• [Task]
Extract the listing below in full, unchanged.

• [Records to use]
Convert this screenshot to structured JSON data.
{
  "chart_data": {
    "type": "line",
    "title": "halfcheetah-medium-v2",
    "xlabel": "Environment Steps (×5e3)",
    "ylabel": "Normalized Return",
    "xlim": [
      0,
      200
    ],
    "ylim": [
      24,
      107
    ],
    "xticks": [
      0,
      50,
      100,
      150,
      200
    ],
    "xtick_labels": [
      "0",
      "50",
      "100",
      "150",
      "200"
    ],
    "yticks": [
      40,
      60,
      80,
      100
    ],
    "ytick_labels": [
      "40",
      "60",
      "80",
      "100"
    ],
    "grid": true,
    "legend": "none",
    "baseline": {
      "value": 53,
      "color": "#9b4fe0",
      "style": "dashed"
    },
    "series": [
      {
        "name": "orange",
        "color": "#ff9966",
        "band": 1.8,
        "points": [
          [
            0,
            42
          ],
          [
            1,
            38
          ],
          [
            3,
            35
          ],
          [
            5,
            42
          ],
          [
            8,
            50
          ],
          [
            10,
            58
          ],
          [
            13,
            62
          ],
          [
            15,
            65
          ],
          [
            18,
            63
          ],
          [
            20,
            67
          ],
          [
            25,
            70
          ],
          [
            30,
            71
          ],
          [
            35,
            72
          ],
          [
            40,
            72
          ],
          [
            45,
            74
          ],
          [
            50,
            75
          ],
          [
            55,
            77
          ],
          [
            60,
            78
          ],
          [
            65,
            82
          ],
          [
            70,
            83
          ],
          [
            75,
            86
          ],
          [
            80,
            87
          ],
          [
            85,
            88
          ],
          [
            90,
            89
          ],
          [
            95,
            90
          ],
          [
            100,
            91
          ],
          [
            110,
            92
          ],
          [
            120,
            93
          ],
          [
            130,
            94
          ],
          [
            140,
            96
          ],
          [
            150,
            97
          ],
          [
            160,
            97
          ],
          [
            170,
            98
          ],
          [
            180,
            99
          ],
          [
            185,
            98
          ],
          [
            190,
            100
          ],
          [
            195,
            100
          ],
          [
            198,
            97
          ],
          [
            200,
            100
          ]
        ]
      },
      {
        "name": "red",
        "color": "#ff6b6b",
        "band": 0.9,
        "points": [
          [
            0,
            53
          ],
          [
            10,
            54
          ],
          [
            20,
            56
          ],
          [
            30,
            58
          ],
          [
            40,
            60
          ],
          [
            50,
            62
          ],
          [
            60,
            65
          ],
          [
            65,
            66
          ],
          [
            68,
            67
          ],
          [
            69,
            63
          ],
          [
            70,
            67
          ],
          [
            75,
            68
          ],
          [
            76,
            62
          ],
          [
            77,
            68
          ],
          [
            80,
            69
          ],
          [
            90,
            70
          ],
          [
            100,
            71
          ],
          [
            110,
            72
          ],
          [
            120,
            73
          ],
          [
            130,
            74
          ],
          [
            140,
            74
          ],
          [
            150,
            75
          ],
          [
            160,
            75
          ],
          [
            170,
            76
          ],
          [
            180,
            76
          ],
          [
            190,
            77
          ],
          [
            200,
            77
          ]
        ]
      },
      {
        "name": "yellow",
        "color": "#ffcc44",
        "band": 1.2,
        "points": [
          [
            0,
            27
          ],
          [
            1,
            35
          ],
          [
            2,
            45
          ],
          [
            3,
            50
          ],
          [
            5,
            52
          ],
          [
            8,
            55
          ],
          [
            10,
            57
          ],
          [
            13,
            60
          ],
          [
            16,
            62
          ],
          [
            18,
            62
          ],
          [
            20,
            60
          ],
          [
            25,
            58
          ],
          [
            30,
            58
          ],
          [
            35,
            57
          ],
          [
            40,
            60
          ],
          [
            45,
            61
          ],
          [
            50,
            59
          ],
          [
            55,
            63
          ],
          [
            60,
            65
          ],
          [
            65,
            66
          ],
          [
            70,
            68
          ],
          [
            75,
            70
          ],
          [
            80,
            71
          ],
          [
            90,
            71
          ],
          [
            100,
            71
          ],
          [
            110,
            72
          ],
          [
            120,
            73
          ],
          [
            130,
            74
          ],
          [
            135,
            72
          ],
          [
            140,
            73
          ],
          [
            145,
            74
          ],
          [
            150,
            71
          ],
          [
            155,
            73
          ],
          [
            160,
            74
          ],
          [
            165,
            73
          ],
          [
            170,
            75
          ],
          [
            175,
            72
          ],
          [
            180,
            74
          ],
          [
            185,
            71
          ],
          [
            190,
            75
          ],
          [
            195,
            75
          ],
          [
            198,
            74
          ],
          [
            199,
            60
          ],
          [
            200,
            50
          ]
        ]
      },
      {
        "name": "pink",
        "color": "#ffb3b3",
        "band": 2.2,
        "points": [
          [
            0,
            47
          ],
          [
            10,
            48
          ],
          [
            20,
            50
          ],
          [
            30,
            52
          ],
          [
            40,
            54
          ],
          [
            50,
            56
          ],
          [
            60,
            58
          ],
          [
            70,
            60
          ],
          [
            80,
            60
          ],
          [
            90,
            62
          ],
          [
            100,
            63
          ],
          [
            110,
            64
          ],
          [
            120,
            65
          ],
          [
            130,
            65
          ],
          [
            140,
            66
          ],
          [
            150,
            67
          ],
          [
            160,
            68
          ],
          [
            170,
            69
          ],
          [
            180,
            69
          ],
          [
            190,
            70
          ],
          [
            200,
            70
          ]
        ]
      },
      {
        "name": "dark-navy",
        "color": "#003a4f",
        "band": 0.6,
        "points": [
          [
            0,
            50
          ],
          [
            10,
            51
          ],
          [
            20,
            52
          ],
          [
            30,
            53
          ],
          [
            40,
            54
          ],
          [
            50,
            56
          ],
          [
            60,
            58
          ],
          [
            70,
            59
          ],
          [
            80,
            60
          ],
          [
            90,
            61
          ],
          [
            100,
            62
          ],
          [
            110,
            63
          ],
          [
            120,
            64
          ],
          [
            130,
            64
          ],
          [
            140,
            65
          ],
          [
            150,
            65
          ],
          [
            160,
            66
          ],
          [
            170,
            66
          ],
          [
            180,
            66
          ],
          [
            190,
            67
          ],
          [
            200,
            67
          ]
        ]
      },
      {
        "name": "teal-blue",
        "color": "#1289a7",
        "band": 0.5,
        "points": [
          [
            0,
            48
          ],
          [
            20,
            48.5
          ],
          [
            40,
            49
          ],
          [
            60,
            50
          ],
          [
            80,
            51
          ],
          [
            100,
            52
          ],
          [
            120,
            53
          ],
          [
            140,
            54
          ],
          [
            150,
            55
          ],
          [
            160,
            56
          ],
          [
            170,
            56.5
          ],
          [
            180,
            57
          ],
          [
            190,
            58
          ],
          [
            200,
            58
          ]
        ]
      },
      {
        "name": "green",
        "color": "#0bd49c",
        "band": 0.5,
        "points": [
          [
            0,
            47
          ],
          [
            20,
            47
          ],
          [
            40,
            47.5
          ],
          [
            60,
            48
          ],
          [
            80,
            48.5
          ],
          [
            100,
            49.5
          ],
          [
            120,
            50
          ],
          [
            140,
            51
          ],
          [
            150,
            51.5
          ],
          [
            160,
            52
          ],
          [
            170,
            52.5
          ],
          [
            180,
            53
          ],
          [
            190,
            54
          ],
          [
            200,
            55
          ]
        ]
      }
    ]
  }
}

• [Answer in full]
Convert this screenshot to structured JSON data.
{
  "chart_data": {
    "type": "line",
    "title": "halfcheetah-medium-v2",
    "xlabel": "Environment Steps (×5e3)",
    "ylabel": "Normalized Return",
    "xlim": [
      0,
      200
    ],
    "ylim": [
      24,
      107
    ],
    "xticks": [
      0,
      50,
      100,
      150,
      200
    ],
    "xtick_labels": [
      "0",
      "50",
      "100",
      "150",
      "200"
    ],
    "yticks": [
      40,
      60,
      80,
      100
    ],
    "ytick_labels": [
      "40",
      "60",
      "80",
      "100"
    ],
    "grid": true,
    "legend": "none",
    "baseline": {
      "value": 53,
      "color": "#9b4fe0",
      "style": "dashed"
    },
    "series": [
      {
        "name": "orange",
        "color": "#ff9966",
        "band": 1.8,
        "points": [
          [
            0,
            42
          ],
          [
            1,
            38
          ],
          [
            3,
            35
          ],
          [
            5,
            42
          ],
          [
            8,
            50
          ],
          [
            10,
            58
          ],
          [
            13,
            62
          ],
          [
            15,
            65
          ],
          [
            18,
            63
          ],
          [
            20,
            67
          ],
          [
            25,
            70
          ],
          [
            30,
            71
          ],
          [
            35,
            72
          ],
          [
            40,
            72
          ],
          [
            45,
            74
          ],
          [
            50,
            75
          ],
          [
            55,
            77
          ],
          [
            60,
            78
          ],
          [
            65,
            82
          ],
          [
            70,
            83
          ],
          [
            75,
            86
          ],
          [
            80,
            87
          ],
          [
            85,
            88
          ],
          [
            90,
            89
          ],
          [
            95,
            90
          ],
          [
            100,
            91
          ],
          [
            110,
            92
          ],
          [
            120,
            93
          ],
          [
            130,
            94
          ],
          [
            140,
            96
          ],
          [
            150,
            97
          ],
          [
            160,
            97
          ],
          [
            170,
            98
          ],
          [
            180,
            99
          ],
          [
            185,
            98
          ],
          [
            190,
            100
          ],
          [
            195,
            100
          ],
          [
            198,
            97
          ],
          [
            200,
            100
          ]
        ]
      },
      {
        "name": "red",
        "color": "#ff6b6b",
        "band": 0.9,
        "points": [
          [
            0,
            53
          ],
          [
            10,
            54
          ],
          [
            20,
            56
          ],
          [
            30,
            58
          ],
          [
            40,
            60
          ],
          [
            50,
            62
          ],
          [
            60,
            65
          ],
          [
            65,
            66
          ],
          [
            68,
            67
          ],
          [
            69,
            63
          ],
          [
            70,
            67
          ],
          [
            75,
            68
          ],
          [
            76,
            62
          ],
          [
            77,
            68
          ],
          [
            80,
            69
          ],
          [
            90,
            70
          ],
          [
            100,
            71
          ],
          [
            110,
            72
          ],
          [
            120,
            73
          ],
          [
            130,
            74
          ],
          [
            140,
            74
          ],
          [
            150,
            75
          ],
          [
            160,
            75
          ],
          [
            170,
            76
          ],
          [
            180,
            76
          ],
          [
            190,
            77
          ],
          [
            200,
            77
          ]
        ]
      },
      {
        "name": "yellow",
        "color": "#ffcc44",
        "band": 1.2,
        "points": [
          [
            0,
            27
          ],
          [
            1,
            35
          ],
          [
            2,
            45
          ],
          [
            3,
            50
          ],
          [
            5,
            52
          ],
          [
            8,
            55
          ],
          [
            10,
            57
          ],
          [
            13,
            60
          ],
          [
            16,
            62
          ],
          [
            18,
            62
          ],
          [
            20,
            60
          ],
          [
            25,
            58
          ],
          [
            30,
            58
          ],
          [
            35,
            57
          ],
          [
            40,
            60
          ],
          [
            45,
            61
          ],
          [
            50,
            59
          ],
          [
            55,
            63
          ],
          [
            60,
            65
          ],
          [
            65,
            66
          ],
          [
            70,
            68
          ],
          [
            75,
            70
          ],
          [
            80,
            71
          ],
          [
            90,
            71
          ],
          [
            100,
            71
          ],
          [
            110,
            72
          ],
          [
            120,
            73
          ],
          [
            130,
            74
          ],
          [
            135,
            72
          ],
          [
            140,
            73
          ],
          [
            145,
            74
          ],
          [
            150,
            71
          ],
          [
            155,
            73
          ],
          [
            160,
            74
          ],
          [
            165,
            73
          ],
          [
            170,
            75
          ],
          [
            175,
            72
          ],
          [
            180,
            74
          ],
          [
            185,
            71
          ],
          [
            190,
            75
          ],
          [
            195,
            75
          ],
          [
            198,
            74
          ],
          [
            199,
            60
          ],
          [
            200,
            50
          ]
        ]
      },
      {
        "name": "pink",
        "color": "#ffb3b3",
        "band": 2.2,
        "points": [
          [
            0,
            47
          ],
          [
            10,
            48
          ],
          [
            20,
            50
          ],
          [
            30,
            52
          ],
          [
            40,
            54
          ],
          [
            50,
            56
          ],
          [
            60,
            58
          ],
          [
            70,
            60
          ],
          [
            80,
            60
          ],
          [
            90,
            62
          ],
          [
            100,
            63
          ],
          [
            110,
            64
          ],
          [
            120,
            65
          ],
          [
            130,
            65
          ],
          [
            140,
            66
          ],
          [
            150,
            67
          ],
          [
            160,
            68
          ],
          [
            170,
            69
          ],
          [
            180,
            69
          ],
          [
            190,
            70
          ],
          [
            200,
            70
          ]
        ]
      },
      {
        "name": "dark-navy",
        "color": "#003a4f",
        "band": 0.6,
        "points": [
          [
            0,
            50
          ],
          [
            10,
            51
          ],
          [
            20,
            52
          ],
          [
            30,
            53
          ],
          [
            40,
            54
          ],
          [
            50,
            56
          ],
          [
            60,
            58
          ],
          [
            70,
            59
          ],
          [
            80,
            60
          ],
          [
            90,
            61
          ],
          [
            100,
            62
          ],
          [
            110,
            63
          ],
          [
            120,
            64
          ],
          [
            130,
            64
          ],
          [
            140,
            65
          ],
          [
            150,
            65
          ],
          [
            160,
            66
          ],
          [
            170,
            66
          ],
          [
            180,
            66
          ],
          [
            190,
            67
          ],
          [
            200,
            67
          ]
        ]
      },
      {
        "name": "teal-blue",
        "color": "#1289a7",
        "band": 0.5,
        "points": [
          [
            0,
            48
          ],
          [
            20,
            48.5
          ],
          [
            40,
            49
          ],
          [
            60,
            50
          ],
          [
            80,
            51
          ],
          [
            100,
            52
          ],
          [
            120,
            53
          ],
          [
            140,
            54
          ],
          [
            150,
            55
          ],
          [
            160,
            56
          ],
          [
            170,
            56.5
          ],
          [
            180,
            57
          ],
          [
            190,
            58
          ],
          [
            200,
            58
          ]
        ]
      },
      {
        "name": "green",
        "color": "#0bd49c",
        "band": 0.5,
        "points": [
          [
            0,
            47
          ],
          [
            20,
            47
          ],
          [
            40,
            47.5
          ],
          [
            60,
            48
          ],
          [
            80,
            48.5
          ],
          [
            100,
            49.5
          ],
          [
            120,
            50
          ],
          [
            140,
            51
          ],
          [
            150,
            51.5
          ],
          [
            160,
            52
          ],
          [
            170,
            52.5
          ],
          [
            180,
            53
          ],
          [
            190,
            54
          ],
          [
            200,
            55
          ]
        ]
      }
    ]
  }
}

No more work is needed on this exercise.